== Stated problem ==
Copy each line of the material below that includes the string "your".

——————————

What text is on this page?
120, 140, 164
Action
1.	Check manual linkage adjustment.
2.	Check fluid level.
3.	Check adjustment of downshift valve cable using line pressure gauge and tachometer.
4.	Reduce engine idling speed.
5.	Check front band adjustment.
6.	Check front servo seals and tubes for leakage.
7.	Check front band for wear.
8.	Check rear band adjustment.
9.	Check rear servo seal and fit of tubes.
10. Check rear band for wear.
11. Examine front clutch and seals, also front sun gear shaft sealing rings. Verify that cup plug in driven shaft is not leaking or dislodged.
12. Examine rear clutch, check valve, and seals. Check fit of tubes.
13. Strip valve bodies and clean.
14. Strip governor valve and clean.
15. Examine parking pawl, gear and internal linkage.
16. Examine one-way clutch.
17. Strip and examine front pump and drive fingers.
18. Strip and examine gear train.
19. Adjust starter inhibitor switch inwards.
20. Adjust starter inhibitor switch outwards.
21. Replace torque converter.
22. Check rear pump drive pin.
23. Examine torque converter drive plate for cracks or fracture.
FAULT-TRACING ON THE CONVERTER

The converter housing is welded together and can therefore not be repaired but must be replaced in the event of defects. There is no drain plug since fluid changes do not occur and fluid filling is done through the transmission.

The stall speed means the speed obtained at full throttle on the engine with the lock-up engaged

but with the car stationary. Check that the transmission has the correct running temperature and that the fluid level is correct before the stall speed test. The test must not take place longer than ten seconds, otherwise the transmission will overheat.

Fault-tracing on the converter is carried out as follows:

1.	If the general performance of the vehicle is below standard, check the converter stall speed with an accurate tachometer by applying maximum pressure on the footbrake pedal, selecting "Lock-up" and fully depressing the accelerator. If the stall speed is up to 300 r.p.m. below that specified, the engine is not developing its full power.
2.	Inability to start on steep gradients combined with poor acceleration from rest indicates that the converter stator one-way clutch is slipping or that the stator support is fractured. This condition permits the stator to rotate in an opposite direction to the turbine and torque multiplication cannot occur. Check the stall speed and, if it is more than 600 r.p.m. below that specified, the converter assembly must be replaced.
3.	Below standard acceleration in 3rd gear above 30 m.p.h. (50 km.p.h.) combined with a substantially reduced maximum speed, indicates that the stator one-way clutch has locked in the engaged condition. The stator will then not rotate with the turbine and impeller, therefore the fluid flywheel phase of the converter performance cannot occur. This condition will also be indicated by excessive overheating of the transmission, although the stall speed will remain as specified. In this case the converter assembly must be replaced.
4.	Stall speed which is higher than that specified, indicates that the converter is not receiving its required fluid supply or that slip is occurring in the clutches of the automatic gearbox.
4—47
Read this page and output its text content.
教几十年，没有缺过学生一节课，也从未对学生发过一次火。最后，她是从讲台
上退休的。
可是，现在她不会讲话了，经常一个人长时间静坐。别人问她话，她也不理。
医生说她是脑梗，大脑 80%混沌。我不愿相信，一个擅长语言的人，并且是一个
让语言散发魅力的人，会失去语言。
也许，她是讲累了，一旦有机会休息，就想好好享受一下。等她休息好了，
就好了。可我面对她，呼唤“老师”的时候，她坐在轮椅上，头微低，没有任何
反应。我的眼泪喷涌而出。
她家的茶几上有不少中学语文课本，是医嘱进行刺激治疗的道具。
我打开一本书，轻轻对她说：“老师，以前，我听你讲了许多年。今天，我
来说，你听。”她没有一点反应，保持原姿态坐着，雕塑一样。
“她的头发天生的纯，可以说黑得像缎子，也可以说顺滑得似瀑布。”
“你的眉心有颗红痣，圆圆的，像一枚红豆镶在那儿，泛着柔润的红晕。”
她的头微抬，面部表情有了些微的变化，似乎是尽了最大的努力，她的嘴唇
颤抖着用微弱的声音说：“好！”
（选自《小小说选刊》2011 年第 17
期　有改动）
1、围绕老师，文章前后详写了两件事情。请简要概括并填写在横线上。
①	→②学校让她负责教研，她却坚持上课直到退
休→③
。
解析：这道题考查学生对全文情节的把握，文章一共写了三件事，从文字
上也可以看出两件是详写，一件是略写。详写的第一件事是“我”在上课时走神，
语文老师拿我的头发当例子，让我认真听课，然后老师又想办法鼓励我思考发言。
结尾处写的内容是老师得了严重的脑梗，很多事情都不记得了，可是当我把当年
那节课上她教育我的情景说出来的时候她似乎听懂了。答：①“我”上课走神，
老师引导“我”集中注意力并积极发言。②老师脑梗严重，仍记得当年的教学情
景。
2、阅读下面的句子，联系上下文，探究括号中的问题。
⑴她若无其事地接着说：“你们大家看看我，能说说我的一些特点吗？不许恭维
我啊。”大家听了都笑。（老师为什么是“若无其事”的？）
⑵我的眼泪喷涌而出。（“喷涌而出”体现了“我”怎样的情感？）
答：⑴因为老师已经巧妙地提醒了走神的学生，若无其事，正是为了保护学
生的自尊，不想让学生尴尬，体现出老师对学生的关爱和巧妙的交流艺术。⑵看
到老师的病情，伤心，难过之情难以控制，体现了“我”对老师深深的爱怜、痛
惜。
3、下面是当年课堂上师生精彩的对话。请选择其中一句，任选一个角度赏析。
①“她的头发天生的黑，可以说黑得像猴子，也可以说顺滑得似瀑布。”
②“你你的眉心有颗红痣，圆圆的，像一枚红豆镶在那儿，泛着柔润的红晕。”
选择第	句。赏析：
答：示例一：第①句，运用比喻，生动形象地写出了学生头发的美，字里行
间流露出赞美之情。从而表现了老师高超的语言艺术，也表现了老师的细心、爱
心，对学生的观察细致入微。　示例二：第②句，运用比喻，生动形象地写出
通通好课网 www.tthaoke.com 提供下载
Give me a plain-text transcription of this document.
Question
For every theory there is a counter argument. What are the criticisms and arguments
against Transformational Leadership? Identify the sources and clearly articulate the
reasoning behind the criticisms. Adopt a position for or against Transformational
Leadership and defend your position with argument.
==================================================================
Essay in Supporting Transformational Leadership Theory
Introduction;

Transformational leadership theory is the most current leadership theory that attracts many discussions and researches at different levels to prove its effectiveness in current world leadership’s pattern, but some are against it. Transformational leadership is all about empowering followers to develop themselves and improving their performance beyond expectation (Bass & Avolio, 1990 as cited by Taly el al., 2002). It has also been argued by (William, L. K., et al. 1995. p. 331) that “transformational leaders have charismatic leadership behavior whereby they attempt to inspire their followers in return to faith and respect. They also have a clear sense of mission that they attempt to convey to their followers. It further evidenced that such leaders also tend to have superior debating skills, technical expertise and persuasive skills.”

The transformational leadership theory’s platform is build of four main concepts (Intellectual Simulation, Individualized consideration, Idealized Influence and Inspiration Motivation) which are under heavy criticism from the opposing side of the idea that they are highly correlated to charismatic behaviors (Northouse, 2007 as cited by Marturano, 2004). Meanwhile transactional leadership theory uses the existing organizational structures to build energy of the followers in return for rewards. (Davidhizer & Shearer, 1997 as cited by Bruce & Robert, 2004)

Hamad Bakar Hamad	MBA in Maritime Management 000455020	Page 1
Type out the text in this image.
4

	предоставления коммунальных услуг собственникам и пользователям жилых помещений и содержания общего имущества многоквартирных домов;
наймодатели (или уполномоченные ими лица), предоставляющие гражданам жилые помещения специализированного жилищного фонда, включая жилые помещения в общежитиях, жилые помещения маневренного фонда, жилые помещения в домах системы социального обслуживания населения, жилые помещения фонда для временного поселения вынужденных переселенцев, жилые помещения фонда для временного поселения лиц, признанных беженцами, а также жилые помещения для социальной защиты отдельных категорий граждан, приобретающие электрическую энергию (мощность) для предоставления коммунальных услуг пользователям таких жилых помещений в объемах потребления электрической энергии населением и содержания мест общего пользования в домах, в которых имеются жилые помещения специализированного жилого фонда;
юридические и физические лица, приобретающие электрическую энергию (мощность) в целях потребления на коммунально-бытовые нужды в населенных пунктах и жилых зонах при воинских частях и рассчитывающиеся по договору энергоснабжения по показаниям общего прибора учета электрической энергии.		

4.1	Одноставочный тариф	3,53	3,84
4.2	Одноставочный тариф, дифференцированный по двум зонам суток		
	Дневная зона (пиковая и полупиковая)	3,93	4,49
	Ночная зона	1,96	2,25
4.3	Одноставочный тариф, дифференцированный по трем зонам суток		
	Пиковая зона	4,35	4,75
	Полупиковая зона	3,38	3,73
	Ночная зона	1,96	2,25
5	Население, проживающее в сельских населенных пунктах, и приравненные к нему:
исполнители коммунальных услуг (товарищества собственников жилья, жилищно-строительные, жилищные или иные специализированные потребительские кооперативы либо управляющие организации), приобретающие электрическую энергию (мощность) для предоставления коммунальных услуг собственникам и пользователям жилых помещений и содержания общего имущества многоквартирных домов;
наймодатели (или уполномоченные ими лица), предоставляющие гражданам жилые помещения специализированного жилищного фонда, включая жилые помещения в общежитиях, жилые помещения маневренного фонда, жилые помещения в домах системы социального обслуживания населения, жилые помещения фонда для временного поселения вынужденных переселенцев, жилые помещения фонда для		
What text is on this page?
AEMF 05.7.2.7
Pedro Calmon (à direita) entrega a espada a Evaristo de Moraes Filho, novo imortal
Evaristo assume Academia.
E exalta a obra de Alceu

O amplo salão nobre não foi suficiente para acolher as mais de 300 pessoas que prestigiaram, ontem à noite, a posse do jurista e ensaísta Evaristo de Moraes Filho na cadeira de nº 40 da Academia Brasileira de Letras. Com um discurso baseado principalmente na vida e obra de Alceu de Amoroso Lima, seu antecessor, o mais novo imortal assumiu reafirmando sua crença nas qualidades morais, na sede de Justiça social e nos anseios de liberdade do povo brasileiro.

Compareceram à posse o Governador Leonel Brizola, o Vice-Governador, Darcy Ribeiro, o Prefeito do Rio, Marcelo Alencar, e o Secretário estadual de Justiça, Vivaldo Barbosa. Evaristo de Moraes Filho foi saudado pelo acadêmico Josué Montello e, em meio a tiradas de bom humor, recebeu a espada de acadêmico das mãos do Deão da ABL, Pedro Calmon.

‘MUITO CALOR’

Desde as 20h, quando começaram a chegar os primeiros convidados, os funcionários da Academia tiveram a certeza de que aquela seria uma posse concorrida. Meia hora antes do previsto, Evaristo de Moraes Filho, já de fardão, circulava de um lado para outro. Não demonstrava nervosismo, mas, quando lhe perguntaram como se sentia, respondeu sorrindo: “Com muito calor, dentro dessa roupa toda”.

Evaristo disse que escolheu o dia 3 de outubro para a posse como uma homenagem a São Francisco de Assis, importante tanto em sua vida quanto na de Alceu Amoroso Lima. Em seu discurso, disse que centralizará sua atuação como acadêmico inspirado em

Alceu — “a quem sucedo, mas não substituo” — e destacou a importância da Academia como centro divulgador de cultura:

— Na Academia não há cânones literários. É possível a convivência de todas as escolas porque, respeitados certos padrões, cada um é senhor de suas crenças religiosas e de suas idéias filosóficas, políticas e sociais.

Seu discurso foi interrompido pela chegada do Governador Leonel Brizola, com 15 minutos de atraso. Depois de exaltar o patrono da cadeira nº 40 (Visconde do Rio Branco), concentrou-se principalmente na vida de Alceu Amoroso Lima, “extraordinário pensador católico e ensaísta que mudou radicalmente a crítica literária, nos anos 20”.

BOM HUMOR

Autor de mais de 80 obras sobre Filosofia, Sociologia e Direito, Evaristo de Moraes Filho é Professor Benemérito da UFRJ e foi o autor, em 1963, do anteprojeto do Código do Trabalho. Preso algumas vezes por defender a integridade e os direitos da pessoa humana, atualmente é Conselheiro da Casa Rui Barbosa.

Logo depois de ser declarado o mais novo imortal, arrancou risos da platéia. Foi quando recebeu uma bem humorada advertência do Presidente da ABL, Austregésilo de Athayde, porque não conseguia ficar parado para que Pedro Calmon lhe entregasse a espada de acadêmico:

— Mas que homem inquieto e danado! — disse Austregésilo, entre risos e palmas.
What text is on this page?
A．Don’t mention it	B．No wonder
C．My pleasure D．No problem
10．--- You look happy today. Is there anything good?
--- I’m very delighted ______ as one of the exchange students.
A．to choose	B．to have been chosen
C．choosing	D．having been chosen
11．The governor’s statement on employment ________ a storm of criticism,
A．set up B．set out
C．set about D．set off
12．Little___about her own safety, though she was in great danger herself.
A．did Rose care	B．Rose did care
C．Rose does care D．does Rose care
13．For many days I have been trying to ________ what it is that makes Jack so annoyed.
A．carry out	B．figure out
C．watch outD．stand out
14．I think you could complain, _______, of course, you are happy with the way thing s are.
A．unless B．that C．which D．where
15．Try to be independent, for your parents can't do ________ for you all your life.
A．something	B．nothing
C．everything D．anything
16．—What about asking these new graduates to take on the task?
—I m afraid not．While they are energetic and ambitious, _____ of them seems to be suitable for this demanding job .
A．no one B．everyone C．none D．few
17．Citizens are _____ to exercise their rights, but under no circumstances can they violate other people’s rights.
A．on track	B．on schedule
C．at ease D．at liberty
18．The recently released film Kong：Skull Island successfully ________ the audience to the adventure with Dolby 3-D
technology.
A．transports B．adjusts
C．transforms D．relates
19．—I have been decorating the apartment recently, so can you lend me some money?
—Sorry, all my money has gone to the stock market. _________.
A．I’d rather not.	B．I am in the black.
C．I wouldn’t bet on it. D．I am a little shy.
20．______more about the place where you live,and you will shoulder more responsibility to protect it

——————————

== Solved exercise ==
Leadership and defend your position with argument.
15．Try to be independent, for your parents can't do ________ for you all your life.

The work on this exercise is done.